▶ [Input]
========

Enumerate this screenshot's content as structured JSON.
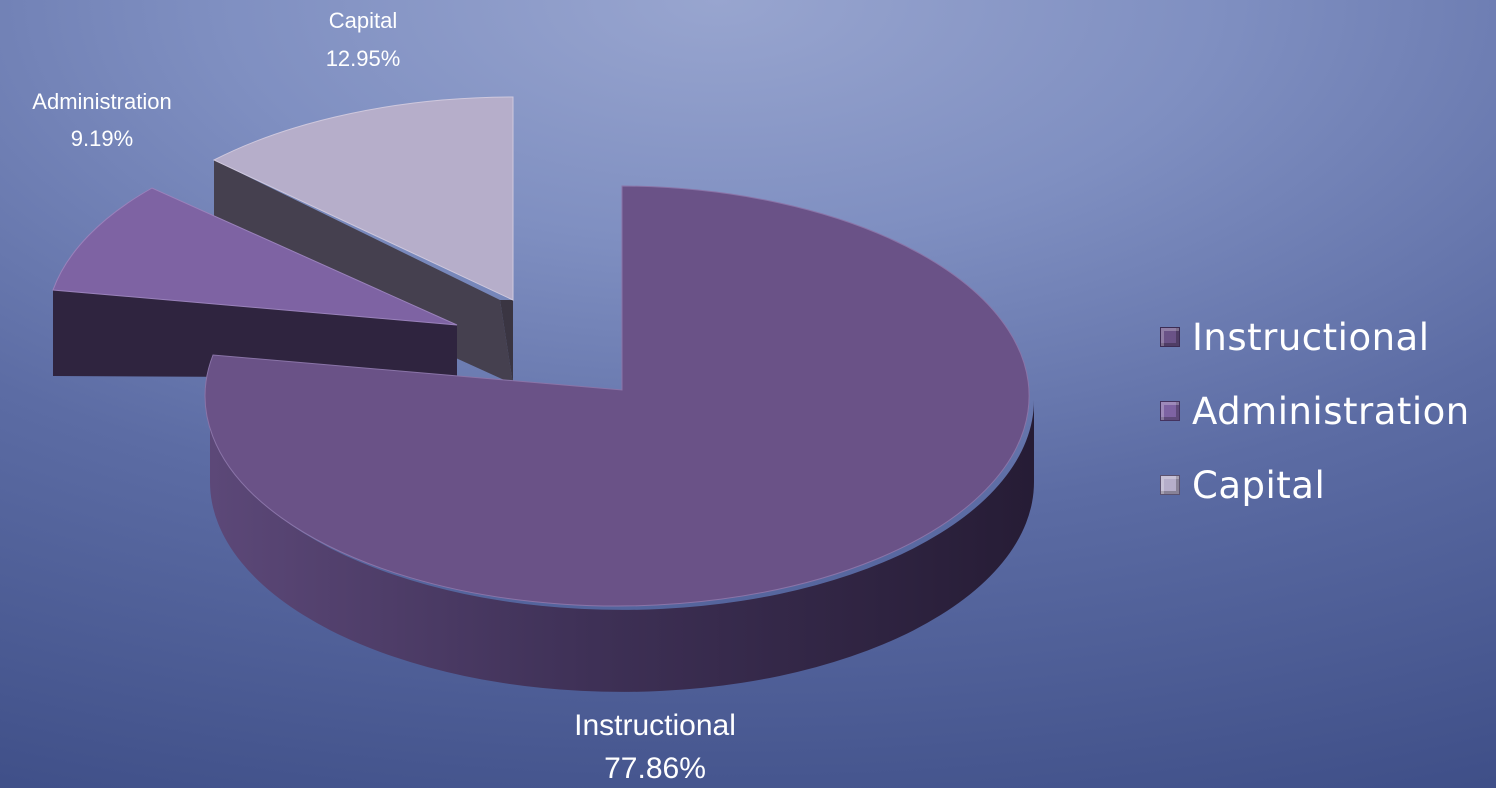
{
  "chart_data": {
    "type": "pie",
    "style": "3d-exploded",
    "slices": [
      {
        "label": "Instructional",
        "value": 77.86,
        "value_label": "77.86%",
        "color": "#6a5287"
      },
      {
        "label": "Administration",
        "value": 9.19,
        "value_label": "9.19%",
        "color": "#7e63a3"
      },
      {
        "label": "Capital",
        "value": 12.95,
        "value_label": "12.95%",
        "color": "#b6aeca"
      }
    ],
    "legend": {
      "placement": "right",
      "entries": [
        "Instructional",
        "Administration",
        "Capital"
      ]
    }
  }
}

========

▶ [Exercise prompt] Locate each line with the word "Administration" and copy it.

▶ [Exercise answer]
        "label": "Administration",
        "Administration",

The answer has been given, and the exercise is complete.